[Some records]
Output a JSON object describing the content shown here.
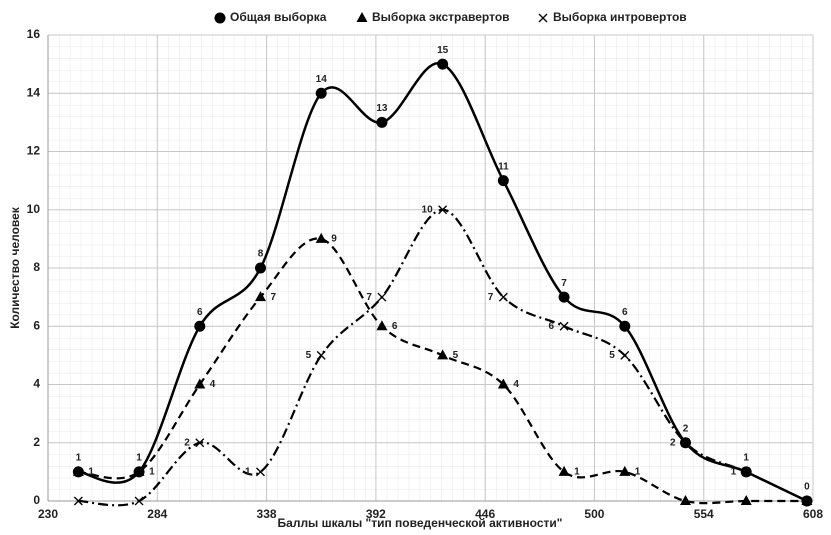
{
  "chart_data": {
    "type": "line",
    "xlabel": "Баллы шкалы \"тип поведенческой активности\"",
    "ylabel": "Количество человек",
    "x": [
      245,
      275,
      305,
      335,
      365,
      395,
      425,
      455,
      485,
      515,
      545,
      575,
      605
    ],
    "series": [
      {
        "name": "Общая выборка",
        "color": "#000000",
        "marker": "circle",
        "dash": "solid",
        "values": [
          1,
          1,
          6,
          8,
          14,
          13,
          15,
          11,
          7,
          6,
          2,
          1,
          0
        ]
      },
      {
        "name": "Выборка экстравертов",
        "color": "#000000",
        "marker": "triangle",
        "dash": "dashed",
        "values": [
          1,
          1,
          4,
          7,
          9,
          6,
          5,
          4,
          1,
          1,
          0,
          0,
          0
        ],
        "value_labels": [
          "1",
          "1",
          "4",
          "7",
          "9",
          "6",
          "5",
          "4",
          "1",
          "1",
          null,
          null,
          null
        ]
      },
      {
        "name": "Выборка интровертов",
        "color": "#000000",
        "marker": "x",
        "dash": "dashdot",
        "values": [
          0,
          0,
          2,
          1,
          5,
          7,
          10,
          7,
          6,
          5,
          2,
          1,
          0
        ],
        "value_labels": [
          null,
          null,
          "2",
          "1",
          "5",
          "7",
          "10",
          "7",
          "6",
          "5",
          "2",
          "1",
          null
        ]
      }
    ],
    "xlim": [
      230,
      608
    ],
    "xticks": [
      230,
      284,
      338,
      392,
      446,
      500,
      554,
      608
    ],
    "ylim": [
      0,
      16
    ],
    "yticks": [
      0,
      2,
      4,
      6,
      8,
      10,
      12,
      14,
      16
    ],
    "grid": true,
    "legend": "top"
  }
}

* _Requirement_:
Copy out each line in the preceding records that contains "name".

* _Final answer_:
        "name": "Общая выборка",
        "name": "Выборка экстравертов",
        "name": "Выборка интровертов",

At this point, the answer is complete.